> [WHAT THE TASK REQUIRES]: The data below needs to be returned exactly, line for line.

=== STORED DATA ===

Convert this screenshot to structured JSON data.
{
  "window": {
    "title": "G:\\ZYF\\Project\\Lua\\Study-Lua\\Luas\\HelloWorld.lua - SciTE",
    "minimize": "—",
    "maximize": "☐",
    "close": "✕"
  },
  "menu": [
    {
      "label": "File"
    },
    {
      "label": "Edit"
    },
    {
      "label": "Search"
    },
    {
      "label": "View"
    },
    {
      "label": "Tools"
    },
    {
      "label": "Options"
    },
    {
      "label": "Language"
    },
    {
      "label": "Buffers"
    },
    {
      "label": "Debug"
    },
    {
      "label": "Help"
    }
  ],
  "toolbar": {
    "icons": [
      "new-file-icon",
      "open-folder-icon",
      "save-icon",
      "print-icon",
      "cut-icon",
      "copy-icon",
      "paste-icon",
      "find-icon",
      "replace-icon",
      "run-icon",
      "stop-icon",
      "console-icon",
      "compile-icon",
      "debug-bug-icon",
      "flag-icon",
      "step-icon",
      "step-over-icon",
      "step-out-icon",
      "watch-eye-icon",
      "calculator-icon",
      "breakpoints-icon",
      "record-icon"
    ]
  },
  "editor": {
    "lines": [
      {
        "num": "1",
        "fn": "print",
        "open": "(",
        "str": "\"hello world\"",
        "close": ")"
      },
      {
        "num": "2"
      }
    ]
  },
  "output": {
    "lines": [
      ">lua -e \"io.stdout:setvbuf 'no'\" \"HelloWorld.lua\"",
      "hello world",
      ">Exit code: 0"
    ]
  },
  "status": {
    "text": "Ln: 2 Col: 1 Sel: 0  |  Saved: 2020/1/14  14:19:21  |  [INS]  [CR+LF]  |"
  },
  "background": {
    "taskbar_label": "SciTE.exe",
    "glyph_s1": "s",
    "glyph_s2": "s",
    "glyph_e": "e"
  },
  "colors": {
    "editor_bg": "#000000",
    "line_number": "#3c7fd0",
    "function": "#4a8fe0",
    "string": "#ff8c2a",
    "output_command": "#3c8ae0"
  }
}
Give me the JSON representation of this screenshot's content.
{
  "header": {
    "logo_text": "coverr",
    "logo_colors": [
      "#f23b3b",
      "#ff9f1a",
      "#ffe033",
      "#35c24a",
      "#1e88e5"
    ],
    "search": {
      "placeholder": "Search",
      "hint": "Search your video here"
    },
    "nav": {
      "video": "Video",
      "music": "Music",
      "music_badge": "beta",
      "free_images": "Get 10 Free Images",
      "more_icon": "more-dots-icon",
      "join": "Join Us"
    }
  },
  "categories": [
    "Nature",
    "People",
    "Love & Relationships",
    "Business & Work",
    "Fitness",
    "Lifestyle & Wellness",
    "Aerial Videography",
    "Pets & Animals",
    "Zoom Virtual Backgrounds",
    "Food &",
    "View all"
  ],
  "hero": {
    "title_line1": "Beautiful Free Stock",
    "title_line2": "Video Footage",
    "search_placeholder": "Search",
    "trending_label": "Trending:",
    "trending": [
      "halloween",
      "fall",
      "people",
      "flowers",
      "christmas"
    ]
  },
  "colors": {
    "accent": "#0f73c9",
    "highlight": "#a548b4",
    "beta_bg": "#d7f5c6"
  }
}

===

> [OUTPUT FOR THIS TASK]:
Convert this screenshot to structured JSON data.
{
  "window": {
    "title": "G:\\ZYF\\Project\\Lua\\Study-Lua\\Luas\\HelloWorld.lua - SciTE",
    "minimize": "—",
    "maximize": "☐",
    "close": "✕"
  },
  "menu": [
    {
      "label": "File"
    },
    {
      "label": "Edit"
    },
    {
      "label": "Search"
    },
    {
      "label": "View"
    },
    {
      "label": "Tools"
    },
    {
      "label": "Options"
    },
    {
      "label": "Language"
    },
    {
      "label": "Buffers"
    },
    {
      "label": "Debug"
    },
    {
      "label": "Help"
    }
  ],
  "toolbar": {
    "icons": [
      "new-file-icon",
      "open-folder-icon",
      "save-icon",
      "print-icon",
      "cut-icon",
      "copy-icon",
      "paste-icon",
      "find-icon",
      "replace-icon",
      "run-icon",
      "stop-icon",
      "console-icon",
      "compile-icon",
      "debug-bug-icon",
      "flag-icon",
      "step-icon",
      "step-over-icon",
      "step-out-icon",
      "watch-eye-icon",
      "calculator-icon",
      "breakpoints-icon",
      "record-icon"
    ]
  },
  "editor": {
    "lines": [
      {
        "num": "1",
        "fn": "print",
        "open": "(",
        "str": "\"hello world\"",
        "close": ")"
      },
      {
        "num": "2"
      }
    ]
  },
  "output": {
    "lines": [
      ">lua -e \"io.stdout:setvbuf 'no'\" \"HelloWorld.lua\"",
      "hello world",
      ">Exit code: 0"
    ]
  },
  "status": {
    "text": "Ln: 2 Col: 1 Sel: 0  |  Saved: 2020/1/14  14:19:21  |  [INS]  [CR+LF]  |"
  },
  "background": {
    "taskbar_label": "SciTE.exe",
    "glyph_s1": "s",
    "glyph_s2": "s",
    "glyph_e": "e"
  },
  "colors": {
    "editor_bg": "#000000",
    "line_number": "#3c7fd0",
    "function": "#4a8fe0",
    "string": "#ff8c2a",
    "output_command": "#3c8ae0"
  }
}
Give me the JSON representation of this screenshot's content.
{
  "header": {
    "logo_text": "coverr",
    "logo_colors": [
      "#f23b3b",
      "#ff9f1a",
      "#ffe033",
      "#35c24a",
      "#1e88e5"
    ],
    "search": {
      "placeholder": "Search",
      "hint": "Search your video here"
    },
    "nav": {
      "video": "Video",
      "music": "Music",
      "music_badge": "beta",
      "free_images": "Get 10 Free Images",
      "more_icon": "more-dots-icon",
      "join": "Join Us"
    }
  },
  "categories": [
    "Nature",
    "People",
    "Love & Relationships",
    "Business & Work",
    "Fitness",
    "Lifestyle & Wellness",
    "Aerial Videography",
    "Pets & Animals",
    "Zoom Virtual Backgrounds",
    "Food &",
    "View all"
  ],
  "hero": {
    "title_line1": "Beautiful Free Stock",
    "title_line2": "Video Footage",
    "search_placeholder": "Search",
    "trending_label": "Trending:",
    "trending": [
      "halloween",
      "fall",
      "people",
      "flowers",
      "christmas"
    ]
  },
  "colors": {
    "accent": "#0f73c9",
    "highlight": "#a548b4",
    "beta_bg": "#d7f5c6"
  }
}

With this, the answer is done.